§ **Objective**
Copy out the entries in full and with complete accuracy; pictures are excluded.

════════════════

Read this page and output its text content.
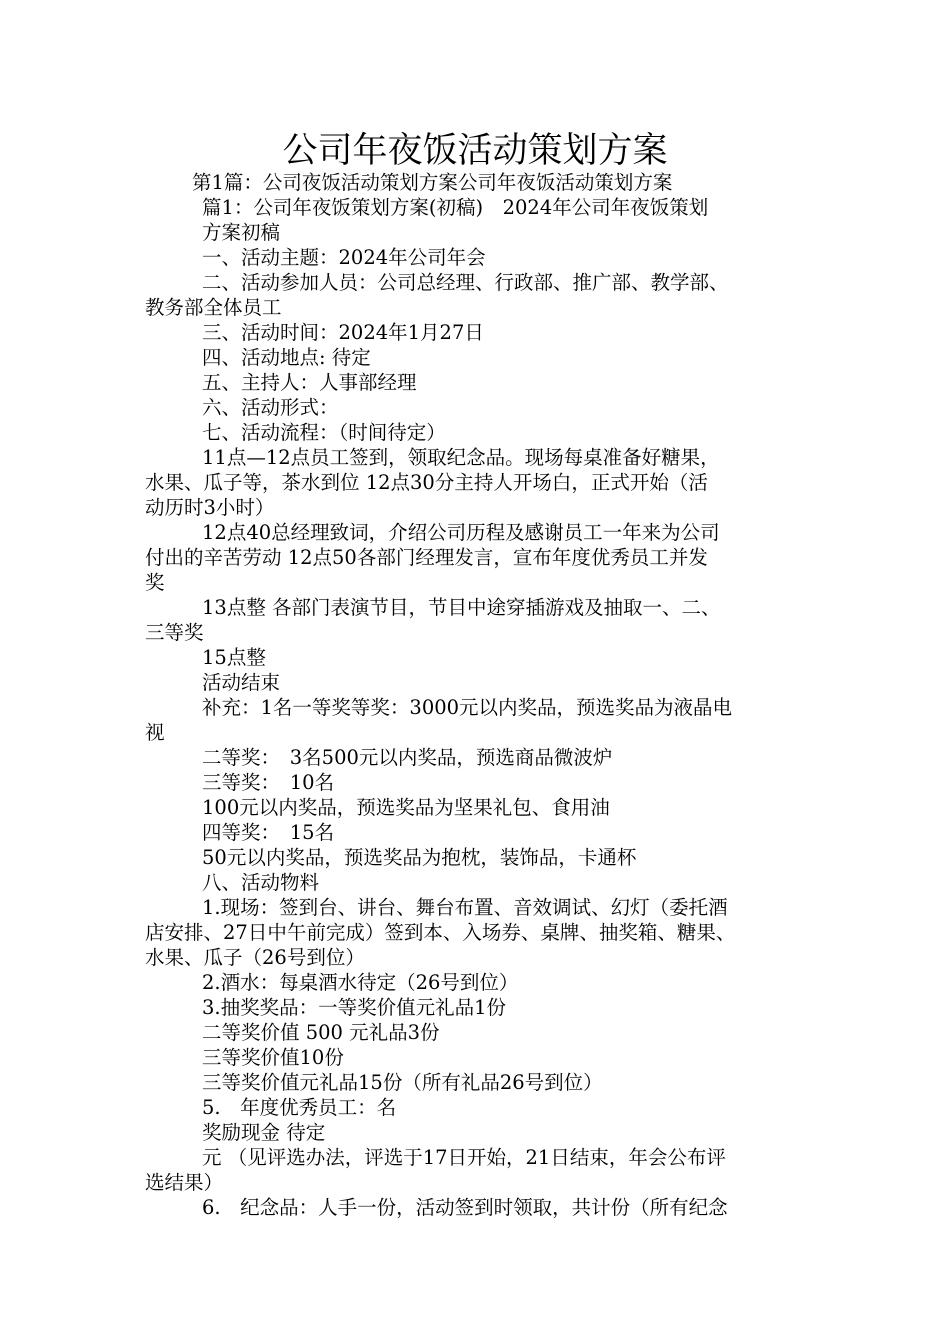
公司年夜饭活动策划方案
第1篇：公司夜饭活动策划方案公司年夜饭活动策划方案
篇1：公司年夜饭策划方案(初稿)　2024年公司年夜饭策划
方案初稿
一、活动主题：2024年公司年会
二、活动参加人员：公司总经理、行政部、推广部、教学部、
教务部全体员工
三、活动时间：2024年1月27日
四、活动地点: 待定
五、主持人：人事部经理
六、活动形式：
七、活动流程：（时间待定）
11点—12点员工签到，领取纪念品。现场每桌准备好糖果，
水果、瓜子等，茶水到位 12点30分主持人开场白，正式开始（活
动历时3小时）
12点40总经理致词，介绍公司历程及感谢员工一年来为公司
付出的辛苦劳动 12点50各部门经理发言，宣布年度优秀员工并发
奖
13点整 各部门表演节目，节目中途穿插游戏及抽取一、二、
三等奖
15点整
活动结束
补充：1名一等奖等奖：3000元以内奖品，预选奖品为液晶电
视
二等奖：　3名500元以内奖品，预选商品微波炉
三等奖：　10名
100元以内奖品，预选奖品为坚果礼包、食用油
四等奖：　15名
50元以内奖品，预选奖品为抱枕，装饰品，卡通杯
八、活动物料
1.现场：签到台、讲台、舞台布置、音效调试、幻灯（委托酒
店安排、27日中午前完成）签到本、入场券、桌牌、抽奖箱、糖果、
水果、瓜子（26号到位）
2.酒水：每桌酒水待定（26号到位）
3.抽奖奖品：一等奖价值元礼品1份
二等奖价值 500 元礼品3份
三等奖价值10份
三等奖价值元礼品15份（所有礼品26号到位）
5.　年度优秀员工：名
奖励现金 待定
元 （见评选办法，评选于17日开始，21日结束，年会公布评
选结果）
6.　纪念品：人手一份，活动签到时领取，共计份（所有纪念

════════════════

§ **Solution below**
Read this page and output its text content.
公司年夜饭活动策划方案
第1篇：公司夜饭活动策划方案公司年夜饭活动策划方案
篇1：公司年夜饭策划方案(初稿)　2024年公司年夜饭策划
方案初稿
一、活动主题：2024年公司年会
二、活动参加人员：公司总经理、行政部、推广部、教学部、
教务部全体员工
三、活动时间：2024年1月27日
四、活动地点: 待定
五、主持人：人事部经理
六、活动形式：
七、活动流程：（时间待定）
11点—12点员工签到，领取纪念品。现场每桌准备好糖果，
水果、瓜子等，茶水到位 12点30分主持人开场白，正式开始（活
动历时3小时）
12点40总经理致词，介绍公司历程及感谢员工一年来为公司
付出的辛苦劳动 12点50各部门经理发言，宣布年度优秀员工并发
奖
13点整 各部门表演节目，节目中途穿插游戏及抽取一、二、
三等奖
15点整
活动结束
补充：1名一等奖等奖：3000元以内奖品，预选奖品为液晶电
视
二等奖：　3名500元以内奖品，预选商品微波炉
三等奖：　10名
100元以内奖品，预选奖品为坚果礼包、食用油
四等奖：　15名
50元以内奖品，预选奖品为抱枕，装饰品，卡通杯
八、活动物料
1.现场：签到台、讲台、舞台布置、音效调试、幻灯（委托酒
店安排、27日中午前完成）签到本、入场券、桌牌、抽奖箱、糖果、
水果、瓜子（26号到位）
2.酒水：每桌酒水待定（26号到位）
3.抽奖奖品：一等奖价值元礼品1份
二等奖价值 500 元礼品3份
三等奖价值10份
三等奖价值元礼品15份（所有礼品26号到位）
5.　年度优秀员工：名
奖励现金 待定
元 （见评选办法，评选于17日开始，21日结束，年会公布评
选结果）
6.　纪念品：人手一份，活动签到时领取，共计份（所有纪念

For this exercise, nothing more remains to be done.